Rows from a figure dataset
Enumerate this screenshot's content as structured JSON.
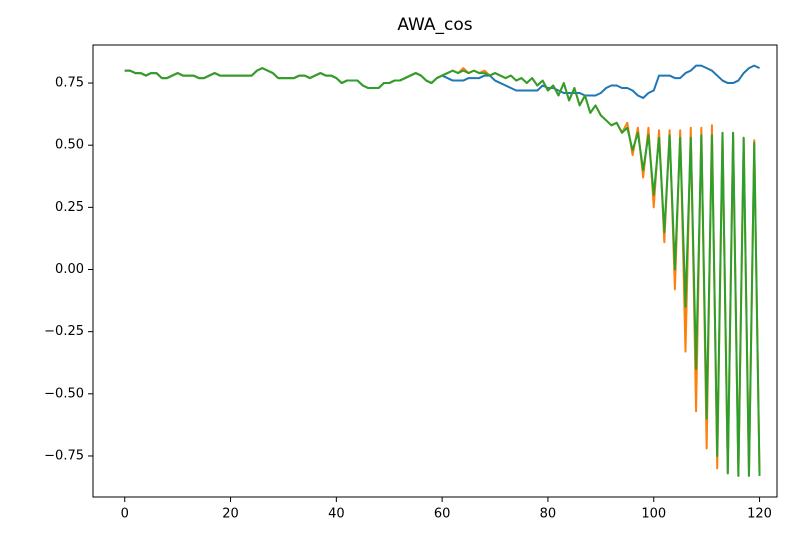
{
  "chart_data": {
    "type": "line",
    "title": "AWA_cos",
    "x": [
      0,
      1,
      2,
      3,
      4,
      5,
      6,
      7,
      8,
      9,
      10,
      11,
      12,
      13,
      14,
      15,
      16,
      17,
      18,
      19,
      20,
      21,
      22,
      23,
      24,
      25,
      26,
      27,
      28,
      29,
      30,
      31,
      32,
      33,
      34,
      35,
      36,
      37,
      38,
      39,
      40,
      41,
      42,
      43,
      44,
      45,
      46,
      47,
      48,
      49,
      50,
      51,
      52,
      53,
      54,
      55,
      56,
      57,
      58,
      59,
      60,
      61,
      62,
      63,
      64,
      65,
      66,
      67,
      68,
      69,
      70,
      71,
      72,
      73,
      74,
      75,
      76,
      77,
      78,
      79,
      80,
      81,
      82,
      83,
      84,
      85,
      86,
      87,
      88,
      89,
      90,
      91,
      92,
      93,
      94,
      95,
      96,
      97,
      98,
      99,
      100,
      101,
      102,
      103,
      104,
      105,
      106,
      107,
      108,
      109,
      110,
      111,
      112,
      113,
      114,
      115,
      116,
      117,
      118,
      119,
      120
    ],
    "series": [
      {
        "color": "#1f77b4",
        "values": [
          0.8,
          0.8,
          0.79,
          0.79,
          0.78,
          0.79,
          0.79,
          0.77,
          0.77,
          0.78,
          0.79,
          0.78,
          0.78,
          0.78,
          0.77,
          0.77,
          0.78,
          0.79,
          0.78,
          0.78,
          0.78,
          0.78,
          0.78,
          0.78,
          0.78,
          0.8,
          0.81,
          0.8,
          0.79,
          0.77,
          0.77,
          0.77,
          0.77,
          0.78,
          0.78,
          0.77,
          0.78,
          0.79,
          0.78,
          0.78,
          0.77,
          0.75,
          0.76,
          0.76,
          0.76,
          0.74,
          0.73,
          0.73,
          0.73,
          0.75,
          0.75,
          0.76,
          0.76,
          0.77,
          0.78,
          0.79,
          0.78,
          0.76,
          0.75,
          0.77,
          0.78,
          0.77,
          0.76,
          0.76,
          0.76,
          0.77,
          0.77,
          0.77,
          0.78,
          0.78,
          0.76,
          0.75,
          0.74,
          0.73,
          0.72,
          0.72,
          0.72,
          0.72,
          0.72,
          0.74,
          0.73,
          0.73,
          0.72,
          0.71,
          0.71,
          0.71,
          0.71,
          0.7,
          0.7,
          0.7,
          0.71,
          0.73,
          0.74,
          0.74,
          0.73,
          0.73,
          0.72,
          0.7,
          0.69,
          0.71,
          0.72,
          0.78,
          0.78,
          0.78,
          0.77,
          0.77,
          0.79,
          0.8,
          0.82,
          0.82,
          0.81,
          0.8,
          0.78,
          0.76,
          0.75,
          0.75,
          0.76,
          0.79,
          0.81,
          0.82,
          0.81
        ]
      },
      {
        "color": "#ff7f0e",
        "values": [
          0.8,
          0.8,
          0.79,
          0.79,
          0.78,
          0.79,
          0.79,
          0.77,
          0.77,
          0.78,
          0.79,
          0.78,
          0.78,
          0.78,
          0.77,
          0.77,
          0.78,
          0.79,
          0.78,
          0.78,
          0.78,
          0.78,
          0.78,
          0.78,
          0.78,
          0.8,
          0.81,
          0.8,
          0.79,
          0.77,
          0.77,
          0.77,
          0.77,
          0.78,
          0.78,
          0.77,
          0.78,
          0.79,
          0.78,
          0.78,
          0.77,
          0.75,
          0.76,
          0.76,
          0.76,
          0.74,
          0.73,
          0.73,
          0.73,
          0.75,
          0.75,
          0.76,
          0.76,
          0.77,
          0.78,
          0.79,
          0.78,
          0.76,
          0.75,
          0.77,
          0.78,
          0.79,
          0.8,
          0.79,
          0.81,
          0.79,
          0.8,
          0.79,
          0.8,
          0.78,
          0.79,
          0.78,
          0.77,
          0.78,
          0.76,
          0.77,
          0.75,
          0.77,
          0.74,
          0.76,
          0.72,
          0.74,
          0.7,
          0.75,
          0.68,
          0.73,
          0.66,
          0.7,
          0.63,
          0.66,
          0.62,
          0.6,
          0.58,
          0.59,
          0.55,
          0.59,
          0.46,
          0.57,
          0.37,
          0.57,
          0.25,
          0.56,
          0.11,
          0.56,
          -0.08,
          0.56,
          -0.33,
          0.57,
          -0.57,
          0.57,
          -0.72,
          0.58,
          -0.8,
          0.55,
          -0.82,
          0.55,
          -0.83,
          0.53,
          -0.83,
          0.52,
          -0.83
        ]
      },
      {
        "color": "#2ca02c",
        "values": [
          0.8,
          0.8,
          0.79,
          0.79,
          0.78,
          0.79,
          0.79,
          0.77,
          0.77,
          0.78,
          0.79,
          0.78,
          0.78,
          0.78,
          0.77,
          0.77,
          0.78,
          0.79,
          0.78,
          0.78,
          0.78,
          0.78,
          0.78,
          0.78,
          0.78,
          0.8,
          0.81,
          0.8,
          0.79,
          0.77,
          0.77,
          0.77,
          0.77,
          0.78,
          0.78,
          0.77,
          0.78,
          0.79,
          0.78,
          0.78,
          0.77,
          0.75,
          0.76,
          0.76,
          0.76,
          0.74,
          0.73,
          0.73,
          0.73,
          0.75,
          0.75,
          0.76,
          0.76,
          0.77,
          0.78,
          0.79,
          0.78,
          0.76,
          0.75,
          0.77,
          0.78,
          0.79,
          0.8,
          0.79,
          0.8,
          0.79,
          0.8,
          0.79,
          0.79,
          0.78,
          0.79,
          0.78,
          0.77,
          0.78,
          0.76,
          0.77,
          0.75,
          0.77,
          0.74,
          0.76,
          0.72,
          0.74,
          0.7,
          0.75,
          0.68,
          0.73,
          0.66,
          0.7,
          0.63,
          0.66,
          0.62,
          0.6,
          0.58,
          0.59,
          0.55,
          0.57,
          0.48,
          0.55,
          0.4,
          0.54,
          0.3,
          0.53,
          0.15,
          0.54,
          0.0,
          0.53,
          -0.15,
          0.53,
          -0.4,
          0.54,
          -0.6,
          0.54,
          -0.75,
          0.55,
          -0.82,
          0.55,
          -0.83,
          0.53,
          -0.83,
          0.51,
          -0.83
        ]
      }
    ],
    "xlim": [
      -6,
      123.3
    ],
    "ylim": [
      -0.915,
      0.903
    ],
    "xticks": [
      0,
      20,
      40,
      60,
      80,
      100,
      120
    ],
    "yticks": [
      {
        "value": 0.75,
        "label": "0.75"
      },
      {
        "value": 0.5,
        "label": "0.50"
      },
      {
        "value": 0.25,
        "label": "0.25"
      },
      {
        "value": 0,
        "label": "0.00"
      },
      {
        "value": -0.25,
        "label": "−0.25"
      },
      {
        "value": -0.5,
        "label": "−0.50"
      },
      {
        "value": -0.75,
        "label": "−0.75"
      }
    ]
  }
}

*Work to be completed:* Write the entries above out again exactly, but not the pictures.

*Exercise response:*
Enumerate this screenshot's content as structured JSON.
{
  "chart_data": {
    "type": "line",
    "title": "AWA_cos",
    "x": [
      0,
      1,
      2,
      3,
      4,
      5,
      6,
      7,
      8,
      9,
      10,
      11,
      12,
      13,
      14,
      15,
      16,
      17,
      18,
      19,
      20,
      21,
      22,
      23,
      24,
      25,
      26,
      27,
      28,
      29,
      30,
      31,
      32,
      33,
      34,
      35,
      36,
      37,
      38,
      39,
      40,
      41,
      42,
      43,
      44,
      45,
      46,
      47,
      48,
      49,
      50,
      51,
      52,
      53,
      54,
      55,
      56,
      57,
      58,
      59,
      60,
      61,
      62,
      63,
      64,
      65,
      66,
      67,
      68,
      69,
      70,
      71,
      72,
      73,
      74,
      75,
      76,
      77,
      78,
      79,
      80,
      81,
      82,
      83,
      84,
      85,
      86,
      87,
      88,
      89,
      90,
      91,
      92,
      93,
      94,
      95,
      96,
      97,
      98,
      99,
      100,
      101,
      102,
      103,
      104,
      105,
      106,
      107,
      108,
      109,
      110,
      111,
      112,
      113,
      114,
      115,
      116,
      117,
      118,
      119,
      120
    ],
    "series": [
      {
        "color": "#1f77b4",
        "values": [
          0.8,
          0.8,
          0.79,
          0.79,
          0.78,
          0.79,
          0.79,
          0.77,
          0.77,
          0.78,
          0.79,
          0.78,
          0.78,
          0.78,
          0.77,
          0.77,
          0.78,
          0.79,
          0.78,
          0.78,
          0.78,
          0.78,
          0.78,
          0.78,
          0.78,
          0.8,
          0.81,
          0.8,
          0.79,
          0.77,
          0.77,
          0.77,
          0.77,
          0.78,
          0.78,
          0.77,
          0.78,
          0.79,
          0.78,
          0.78,
          0.77,
          0.75,
          0.76,
          0.76,
          0.76,
          0.74,
          0.73,
          0.73,
          0.73,
          0.75,
          0.75,
          0.76,
          0.76,
          0.77,
          0.78,
          0.79,
          0.78,
          0.76,
          0.75,
          0.77,
          0.78,
          0.77,
          0.76,
          0.76,
          0.76,
          0.77,
          0.77,
          0.77,
          0.78,
          0.78,
          0.76,
          0.75,
          0.74,
          0.73,
          0.72,
          0.72,
          0.72,
          0.72,
          0.72,
          0.74,
          0.73,
          0.73,
          0.72,
          0.71,
          0.71,
          0.71,
          0.71,
          0.7,
          0.7,
          0.7,
          0.71,
          0.73,
          0.74,
          0.74,
          0.73,
          0.73,
          0.72,
          0.7,
          0.69,
          0.71,
          0.72,
          0.78,
          0.78,
          0.78,
          0.77,
          0.77,
          0.79,
          0.8,
          0.82,
          0.82,
          0.81,
          0.8,
          0.78,
          0.76,
          0.75,
          0.75,
          0.76,
          0.79,
          0.81,
          0.82,
          0.81
        ]
      },
      {
        "color": "#ff7f0e",
        "values": [
          0.8,
          0.8,
          0.79,
          0.79,
          0.78,
          0.79,
          0.79,
          0.77,
          0.77,
          0.78,
          0.79,
          0.78,
          0.78,
          0.78,
          0.77,
          0.77,
          0.78,
          0.79,
          0.78,
          0.78,
          0.78,
          0.78,
          0.78,
          0.78,
          0.78,
          0.8,
          0.81,
          0.8,
          0.79,
          0.77,
          0.77,
          0.77,
          0.77,
          0.78,
          0.78,
          0.77,
          0.78,
          0.79,
          0.78,
          0.78,
          0.77,
          0.75,
          0.76,
          0.76,
          0.76,
          0.74,
          0.73,
          0.73,
          0.73,
          0.75,
          0.75,
          0.76,
          0.76,
          0.77,
          0.78,
          0.79,
          0.78,
          0.76,
          0.75,
          0.77,
          0.78,
          0.79,
          0.8,
          0.79,
          0.81,
          0.79,
          0.8,
          0.79,
          0.8,
          0.78,
          0.79,
          0.78,
          0.77,
          0.78,
          0.76,
          0.77,
          0.75,
          0.77,
          0.74,
          0.76,
          0.72,
          0.74,
          0.7,
          0.75,
          0.68,
          0.73,
          0.66,
          0.7,
          0.63,
          0.66,
          0.62,
          0.6,
          0.58,
          0.59,
          0.55,
          0.59,
          0.46,
          0.57,
          0.37,
          0.57,
          0.25,
          0.56,
          0.11,
          0.56,
          -0.08,
          0.56,
          -0.33,
          0.57,
          -0.57,
          0.57,
          -0.72,
          0.58,
          -0.8,
          0.55,
          -0.82,
          0.55,
          -0.83,
          0.53,
          -0.83,
          0.52,
          -0.83
        ]
      },
      {
        "color": "#2ca02c",
        "values": [
          0.8,
          0.8,
          0.79,
          0.79,
          0.78,
          0.79,
          0.79,
          0.77,
          0.77,
          0.78,
          0.79,
          0.78,
          0.78,
          0.78,
          0.77,
          0.77,
          0.78,
          0.79,
          0.78,
          0.78,
          0.78,
          0.78,
          0.78,
          0.78,
          0.78,
          0.8,
          0.81,
          0.8,
          0.79,
          0.77,
          0.77,
          0.77,
          0.77,
          0.78,
          0.78,
          0.77,
          0.78,
          0.79,
          0.78,
          0.78,
          0.77,
          0.75,
          0.76,
          0.76,
          0.76,
          0.74,
          0.73,
          0.73,
          0.73,
          0.75,
          0.75,
          0.76,
          0.76,
          0.77,
          0.78,
          0.79,
          0.78,
          0.76,
          0.75,
          0.77,
          0.78,
          0.79,
          0.8,
          0.79,
          0.8,
          0.79,
          0.8,
          0.79,
          0.79,
          0.78,
          0.79,
          0.78,
          0.77,
          0.78,
          0.76,
          0.77,
          0.75,
          0.77,
          0.74,
          0.76,
          0.72,
          0.74,
          0.7,
          0.75,
          0.68,
          0.73,
          0.66,
          0.7,
          0.63,
          0.66,
          0.62,
          0.6,
          0.58,
          0.59,
          0.55,
          0.57,
          0.48,
          0.55,
          0.4,
          0.54,
          0.3,
          0.53,
          0.15,
          0.54,
          0.0,
          0.53,
          -0.15,
          0.53,
          -0.4,
          0.54,
          -0.6,
          0.54,
          -0.75,
          0.55,
          -0.82,
          0.55,
          -0.83,
          0.53,
          -0.83,
          0.51,
          -0.83
        ]
      }
    ],
    "xlim": [
      -6,
      123.3
    ],
    "ylim": [
      -0.915,
      0.903
    ],
    "xticks": [
      0,
      20,
      40,
      60,
      80,
      100,
      120
    ],
    "yticks": [
      {
        "value": 0.75,
        "label": "0.75"
      },
      {
        "value": 0.5,
        "label": "0.50"
      },
      {
        "value": 0.25,
        "label": "0.25"
      },
      {
        "value": 0,
        "label": "0.00"
      },
      {
        "value": -0.25,
        "label": "−0.25"
      },
      {
        "value": -0.5,
        "label": "−0.50"
      },
      {
        "value": -0.75,
        "label": "−0.75"
      }
    ]
  }
}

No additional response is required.